Description of the task:
According to the passage on wire harness manufacturing, what does measuring device A do?

[Text extract start]

Each of the manufacturing lines L1, L2, . . . , Ln is constituted by a variety of devices required in order to manufacture the wire harness to be produced. Normally, each of the manufacturing lines L1, L2, . . . , Ln is composed of the built-in devices characterized by the constitution of the wire harness, between a measuring device A for measuring the length of a wire and sequentially cutting it and a pick-up device F for forwarding the completed sub-harness to the next process in order to manufacture the required harness by bundling the completed sub-harness with other sub-harnesses.

[Text extract end]
[Data start]

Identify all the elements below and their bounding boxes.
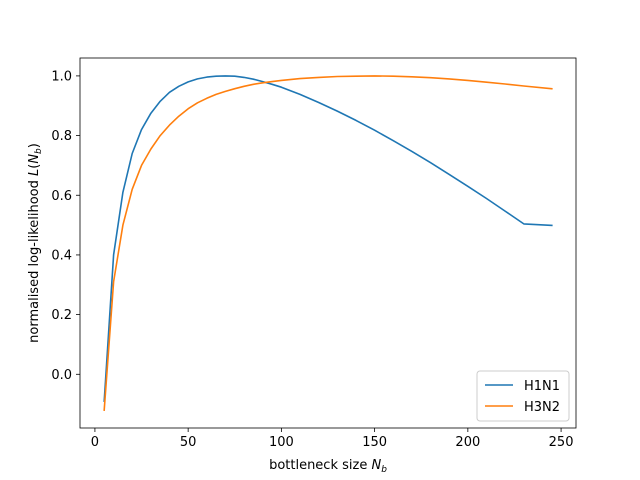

[Data end]

Exercise result:
It measures the length of a wire and sequentially cuts it.